■ Problem to solve:
Report how many lines contain "this". The answer is a single number.

■ Task material:
————

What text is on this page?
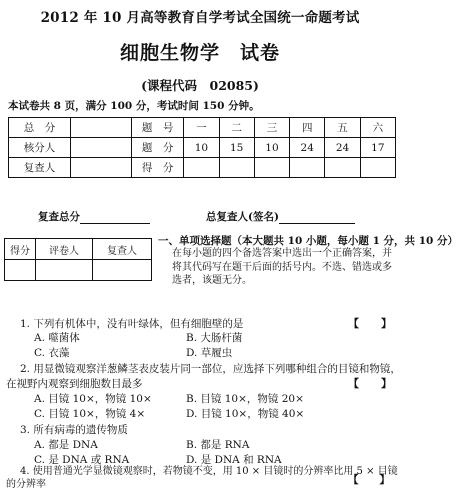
2012 年 10 月高等教育自学考试全国统一命题考试
细胞生物学　试卷
(课程代码　02085)
本试卷共 8 页，满分 100 分，考试时间 150 分钟。
总　分		题　号	一	二	三	四	五	六
核分人		题　分	10	15	10	24	24	17
复查人		得　分						
复查总分	总复查人(签名)
得分	评卷人	复查人

一、单项选择题（本大题共 10 小题，每小题 1 分，共 10 分）
在每小题的四个备选答案中选出一个正确答案，并将其代码写在题干后面的括号内。不选、错选或多选者，该题无分。
1. 下列有机体中，没有叶绿体，但有细胞壁的是	【　　】
A. 噬菌体	B. 大肠杆菌
C. 衣藻	D. 草履虫
2. 用显微镜观察洋葱鳞茎表皮装片同一部位，应选择下列哪种组合的目镜和物镜，
在视野内观察到细胞数目最多	【　　】
A. 目镜 10×，物镜 10×	B. 目镜 10×，物镜 20×
C. 目镜 10×，物镜 4×	D. 目镜 10×，物镜 40×
3. 所有病毒的遗传物质
A. 都是 DNA	B. 都是 RNA
C. 是 DNA 或 RNA	D. 是 DNA 和 RNA
4. 使用普通光学显微镜观察时，若物镜不变，用 10 × 目镜时的分辨率比用 5 × 目镜
的分辨率	【　　】
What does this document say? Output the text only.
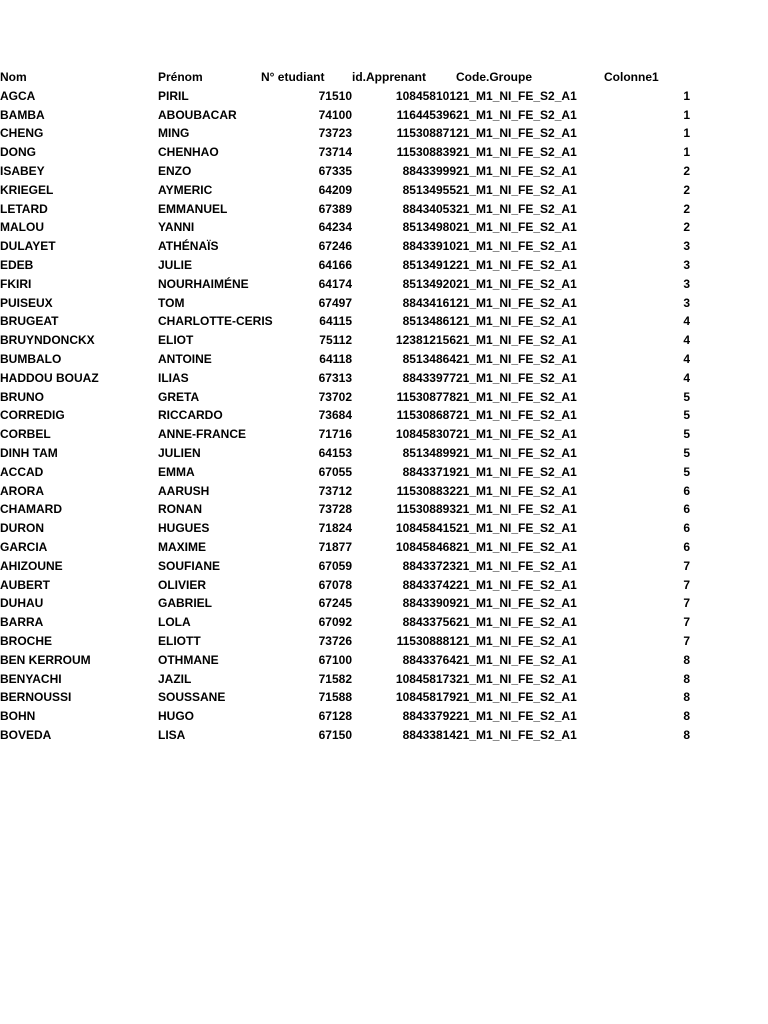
Nom	Prénom	N° etudiant	id.Apprenant	Code.Groupe	Colonne1
AGCA	PIRIL	71510	108458101	21_M1_NI_FE_S2_A1	1
BAMBA	ABOUBACAR	74100	116445396	21_M1_NI_FE_S2_A1	1
CHENG	MING	73723	115308871	21_M1_NI_FE_S2_A1	1
DONG	CHENHAO	73714	115308839	21_M1_NI_FE_S2_A1	1
ISABEY	ENZO	67335	88433999	21_M1_NI_FE_S2_A1	2
KRIEGEL	AYMERIC	64209	85134955	21_M1_NI_FE_S2_A1	2
LETARD	EMMANUEL	67389	88434053	21_M1_NI_FE_S2_A1	2
MALOU	YANNI	64234	85134980	21_M1_NI_FE_S2_A1	2
DULAYET	ATHÉNAÏS	67246	88433910	21_M1_NI_FE_S2_A1	3
EDEB	JULIE	64166	85134912	21_M1_NI_FE_S2_A1	3
FKIRI	NOURHAIMÉNE	64174	85134920	21_M1_NI_FE_S2_A1	3
PUISEUX	TOM	67497	88434161	21_M1_NI_FE_S2_A1	3
BRUGEAT	CHARLOTTE-CERIS	64115	85134861	21_M1_NI_FE_S2_A1	4
BRUYNDONCKX	ELIOT	75112	123812156	21_M1_NI_FE_S2_A1	4
BUMBALO	ANTOINE	64118	85134864	21_M1_NI_FE_S2_A1	4
HADDOU BOUAZ	ILIAS	67313	88433977	21_M1_NI_FE_S2_A1	4
BRUNO	GRETA	73702	115308778	21_M1_NI_FE_S2_A1	5
CORREDIG	RICCARDO	73684	115308687	21_M1_NI_FE_S2_A1	5
CORBEL	ANNE-FRANCE	71716	108458307	21_M1_NI_FE_S2_A1	5
DINH TAM	JULIEN	64153	85134899	21_M1_NI_FE_S2_A1	5
ACCAD	EMMA	67055	88433719	21_M1_NI_FE_S2_A1	5
ARORA	AARUSH	73712	115308832	21_M1_NI_FE_S2_A1	6
CHAMARD	RONAN	73728	115308893	21_M1_NI_FE_S2_A1	6
DURON	HUGUES	71824	108458415	21_M1_NI_FE_S2_A1	6
GARCIA	MAXIME	71877	108458468	21_M1_NI_FE_S2_A1	6
AHIZOUNE	SOUFIANE	67059	88433723	21_M1_NI_FE_S2_A1	7
AUBERT	OLIVIER	67078	88433742	21_M1_NI_FE_S2_A1	7
DUHAU	GABRIEL	67245	88433909	21_M1_NI_FE_S2_A1	7
BARRA	LOLA	67092	88433756	21_M1_NI_FE_S2_A1	7
BROCHE	ELIOTT	73726	115308881	21_M1_NI_FE_S2_A1	7
BEN KERROUM	OTHMANE	67100	88433764	21_M1_NI_FE_S2_A1	8
BENYACHI	JAZIL	71582	108458173	21_M1_NI_FE_S2_A1	8
BERNOUSSI	SOUSSANE	71588	108458179	21_M1_NI_FE_S2_A1	8
BOHN	HUGO	67128	88433792	21_M1_NI_FE_S2_A1	8
BOVEDA	LISA	67150	88433814	21_M1_NI_FE_S2_A1	8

————

■ Final result:
2